--- start of Rows ---

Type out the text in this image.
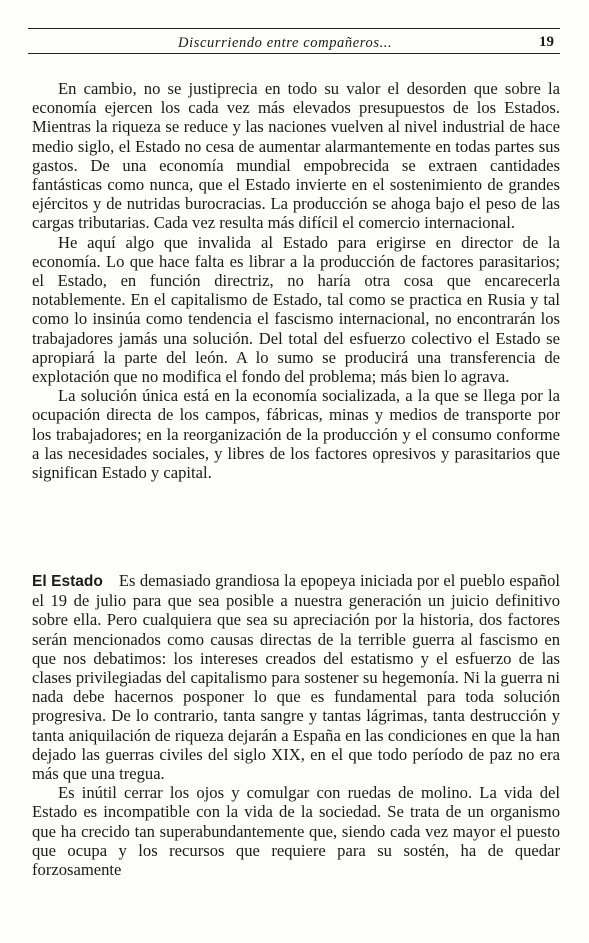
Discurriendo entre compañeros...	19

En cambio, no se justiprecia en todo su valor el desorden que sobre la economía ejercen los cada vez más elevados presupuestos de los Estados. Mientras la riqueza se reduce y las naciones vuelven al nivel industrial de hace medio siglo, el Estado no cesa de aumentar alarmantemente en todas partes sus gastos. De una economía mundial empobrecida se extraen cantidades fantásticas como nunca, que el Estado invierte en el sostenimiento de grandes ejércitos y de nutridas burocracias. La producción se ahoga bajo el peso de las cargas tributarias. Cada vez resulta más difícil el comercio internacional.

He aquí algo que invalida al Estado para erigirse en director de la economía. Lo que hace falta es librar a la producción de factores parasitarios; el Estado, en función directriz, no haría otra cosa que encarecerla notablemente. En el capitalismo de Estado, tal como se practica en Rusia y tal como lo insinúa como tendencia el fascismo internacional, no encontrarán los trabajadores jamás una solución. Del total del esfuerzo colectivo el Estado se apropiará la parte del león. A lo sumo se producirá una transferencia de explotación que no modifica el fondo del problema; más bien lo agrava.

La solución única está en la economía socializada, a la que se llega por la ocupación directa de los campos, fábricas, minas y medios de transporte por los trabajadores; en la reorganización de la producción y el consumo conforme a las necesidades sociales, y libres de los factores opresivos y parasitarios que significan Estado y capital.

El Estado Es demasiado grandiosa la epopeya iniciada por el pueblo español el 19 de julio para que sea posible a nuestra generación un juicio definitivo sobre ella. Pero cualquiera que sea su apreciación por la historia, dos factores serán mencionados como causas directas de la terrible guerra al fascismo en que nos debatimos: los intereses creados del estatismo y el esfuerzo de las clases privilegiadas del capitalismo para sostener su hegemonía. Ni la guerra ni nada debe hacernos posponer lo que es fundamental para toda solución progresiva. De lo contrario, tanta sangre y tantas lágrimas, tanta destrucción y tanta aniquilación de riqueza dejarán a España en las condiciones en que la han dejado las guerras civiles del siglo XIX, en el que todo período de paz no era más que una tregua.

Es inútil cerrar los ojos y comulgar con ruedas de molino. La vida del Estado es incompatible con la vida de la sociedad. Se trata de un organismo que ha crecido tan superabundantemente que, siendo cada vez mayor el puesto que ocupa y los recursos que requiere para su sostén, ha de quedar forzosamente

--- end of Rows ---

Task to complete: Retype the entries word for word. Omit any images.

Answer:
Type out the text in this image.
Discurriendo entre compañeros...	19

En cambio, no se justiprecia en todo su valor el desorden que sobre la economía ejercen los cada vez más elevados presupuestos de los Estados. Mientras la riqueza se reduce y las naciones vuelven al nivel industrial de hace medio siglo, el Estado no cesa de aumentar alarmantemente en todas partes sus gastos. De una economía mundial empobrecida se extraen cantidades fantásticas como nunca, que el Estado invierte en el sostenimiento de grandes ejércitos y de nutridas burocracias. La producción se ahoga bajo el peso de las cargas tributarias. Cada vez resulta más difícil el comercio internacional.

He aquí algo que invalida al Estado para erigirse en director de la economía. Lo que hace falta es librar a la producción de factores parasitarios; el Estado, en función directriz, no haría otra cosa que encarecerla notablemente. En el capitalismo de Estado, tal como se practica en Rusia y tal como lo insinúa como tendencia el fascismo internacional, no encontrarán los trabajadores jamás una solución. Del total del esfuerzo colectivo el Estado se apropiará la parte del león. A lo sumo se producirá una transferencia de explotación que no modifica el fondo del problema; más bien lo agrava.

La solución única está en la economía socializada, a la que se llega por la ocupación directa de los campos, fábricas, minas y medios de transporte por los trabajadores; en la reorganización de la producción y el consumo conforme a las necesidades sociales, y libres de los factores opresivos y parasitarios que significan Estado y capital.

El Estado Es demasiado grandiosa la epopeya iniciada por el pueblo español el 19 de julio para que sea posible a nuestra generación un juicio definitivo sobre ella. Pero cualquiera que sea su apreciación por la historia, dos factores serán mencionados como causas directas de la terrible guerra al fascismo en que nos debatimos: los intereses creados del estatismo y el esfuerzo de las clases privilegiadas del capitalismo para sostener su hegemonía. Ni la guerra ni nada debe hacernos posponer lo que es fundamental para toda solución progresiva. De lo contrario, tanta sangre y tantas lágrimas, tanta destrucción y tanta aniquilación de riqueza dejarán a España en las condiciones en que la han dejado las guerras civiles del siglo XIX, en el que todo período de paz no era más que una tregua.

Es inútil cerrar los ojos y comulgar con ruedas de molino. La vida del Estado es incompatible con la vida de la sociedad. Se trata de un organismo que ha crecido tan superabundantemente que, siendo cada vez mayor el puesto que ocupa y los recursos que requiere para su sostén, ha de quedar forzosamente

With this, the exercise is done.